((
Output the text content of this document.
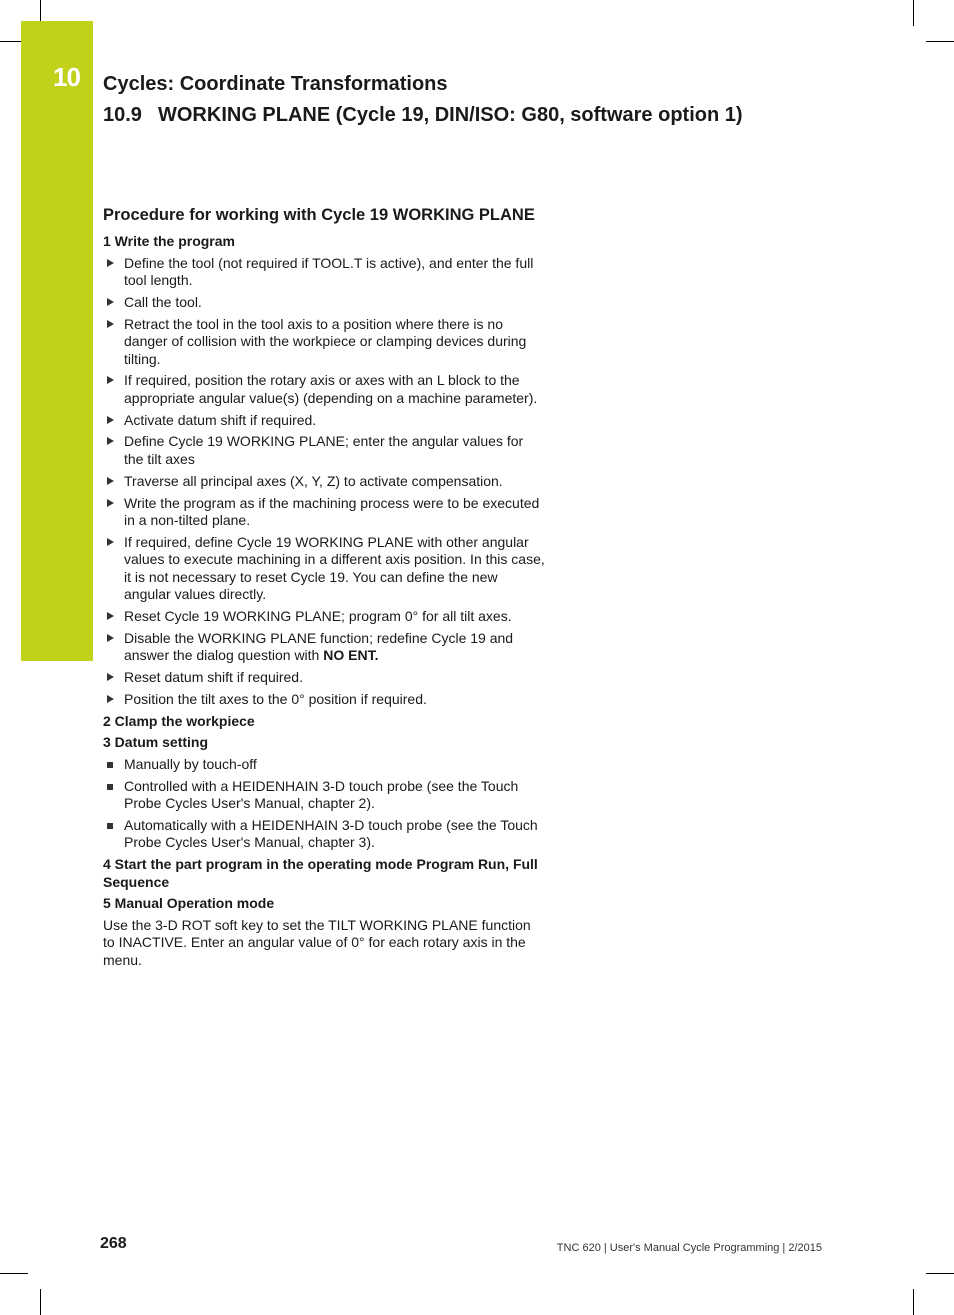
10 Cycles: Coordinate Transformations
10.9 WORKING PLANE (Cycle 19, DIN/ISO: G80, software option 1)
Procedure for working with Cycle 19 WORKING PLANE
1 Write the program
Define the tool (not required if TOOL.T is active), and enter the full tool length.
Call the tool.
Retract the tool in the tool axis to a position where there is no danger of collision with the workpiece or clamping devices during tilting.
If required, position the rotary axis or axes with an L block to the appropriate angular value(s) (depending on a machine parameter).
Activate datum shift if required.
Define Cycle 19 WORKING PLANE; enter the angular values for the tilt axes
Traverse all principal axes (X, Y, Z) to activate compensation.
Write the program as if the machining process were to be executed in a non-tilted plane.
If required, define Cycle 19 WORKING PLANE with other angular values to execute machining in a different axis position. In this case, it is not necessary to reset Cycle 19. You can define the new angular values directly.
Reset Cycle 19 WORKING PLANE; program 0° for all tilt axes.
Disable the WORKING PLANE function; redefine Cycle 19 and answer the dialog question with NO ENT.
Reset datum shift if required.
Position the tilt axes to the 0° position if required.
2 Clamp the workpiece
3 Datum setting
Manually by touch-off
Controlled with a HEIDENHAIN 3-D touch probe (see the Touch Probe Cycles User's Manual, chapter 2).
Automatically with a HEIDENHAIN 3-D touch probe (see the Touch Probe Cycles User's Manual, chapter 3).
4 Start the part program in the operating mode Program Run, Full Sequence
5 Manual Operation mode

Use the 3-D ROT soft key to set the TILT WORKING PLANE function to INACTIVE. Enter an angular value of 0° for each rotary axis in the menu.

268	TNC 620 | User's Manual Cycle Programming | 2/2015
))
The problem: Return each line in the records that holds the string "position".

Result:
Retract the tool in the tool axis to a position where there is no danger of collision with the workpiece or clamping devices during tilting.
If required, position the rotary axis or axes with an L block to the appropriate angular value(s) (depending on a machine parameter).
If required, define Cycle 19 WORKING PLANE with other angular values to execute machining in a different axis position. In this case, it is not necessary to reset Cycle 19. You can define the new angular values directly.
Position the tilt axes to the 0° position if required.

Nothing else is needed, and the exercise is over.